[Stored data]
────────────────────────────────────────

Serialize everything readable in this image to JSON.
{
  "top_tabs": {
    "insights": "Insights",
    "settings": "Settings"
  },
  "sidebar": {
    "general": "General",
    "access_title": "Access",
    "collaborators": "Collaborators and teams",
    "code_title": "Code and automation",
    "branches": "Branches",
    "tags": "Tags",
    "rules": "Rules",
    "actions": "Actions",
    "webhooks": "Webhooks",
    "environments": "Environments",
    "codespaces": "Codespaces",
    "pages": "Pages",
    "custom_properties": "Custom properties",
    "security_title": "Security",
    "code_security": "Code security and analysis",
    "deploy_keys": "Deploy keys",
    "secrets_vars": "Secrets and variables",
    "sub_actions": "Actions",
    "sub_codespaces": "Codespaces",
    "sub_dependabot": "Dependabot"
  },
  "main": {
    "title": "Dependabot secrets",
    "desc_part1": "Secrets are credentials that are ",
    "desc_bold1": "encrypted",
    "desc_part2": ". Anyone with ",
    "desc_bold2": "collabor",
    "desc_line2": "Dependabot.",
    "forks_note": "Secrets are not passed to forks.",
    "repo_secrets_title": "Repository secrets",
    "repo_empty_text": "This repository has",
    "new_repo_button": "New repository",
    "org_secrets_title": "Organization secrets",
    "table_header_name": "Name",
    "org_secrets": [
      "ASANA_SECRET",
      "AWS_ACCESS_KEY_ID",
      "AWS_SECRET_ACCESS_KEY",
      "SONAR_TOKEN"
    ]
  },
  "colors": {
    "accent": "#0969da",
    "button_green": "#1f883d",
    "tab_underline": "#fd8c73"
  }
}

────────────────────────────────────────

Task to complete: Output each entry precisely as given.

Answer to this task:
Serialize everything readable in this image to JSON.
{
  "top_tabs": {
    "insights": "Insights",
    "settings": "Settings"
  },
  "sidebar": {
    "general": "General",
    "access_title": "Access",
    "collaborators": "Collaborators and teams",
    "code_title": "Code and automation",
    "branches": "Branches",
    "tags": "Tags",
    "rules": "Rules",
    "actions": "Actions",
    "webhooks": "Webhooks",
    "environments": "Environments",
    "codespaces": "Codespaces",
    "pages": "Pages",
    "custom_properties": "Custom properties",
    "security_title": "Security",
    "code_security": "Code security and analysis",
    "deploy_keys": "Deploy keys",
    "secrets_vars": "Secrets and variables",
    "sub_actions": "Actions",
    "sub_codespaces": "Codespaces",
    "sub_dependabot": "Dependabot"
  },
  "main": {
    "title": "Dependabot secrets",
    "desc_part1": "Secrets are credentials that are ",
    "desc_bold1": "encrypted",
    "desc_part2": ". Anyone with ",
    "desc_bold2": "collabor",
    "desc_line2": "Dependabot.",
    "forks_note": "Secrets are not passed to forks.",
    "repo_secrets_title": "Repository secrets",
    "repo_empty_text": "This repository has",
    "new_repo_button": "New repository",
    "org_secrets_title": "Organization secrets",
    "table_header_name": "Name",
    "org_secrets": [
      "ASANA_SECRET",
      "AWS_ACCESS_KEY_ID",
      "AWS_SECRET_ACCESS_KEY",
      "SONAR_TOKEN"
    ]
  },
  "colors": {
    "accent": "#0969da",
    "button_green": "#1f883d",
    "tab_underline": "#fd8c73"
  }
}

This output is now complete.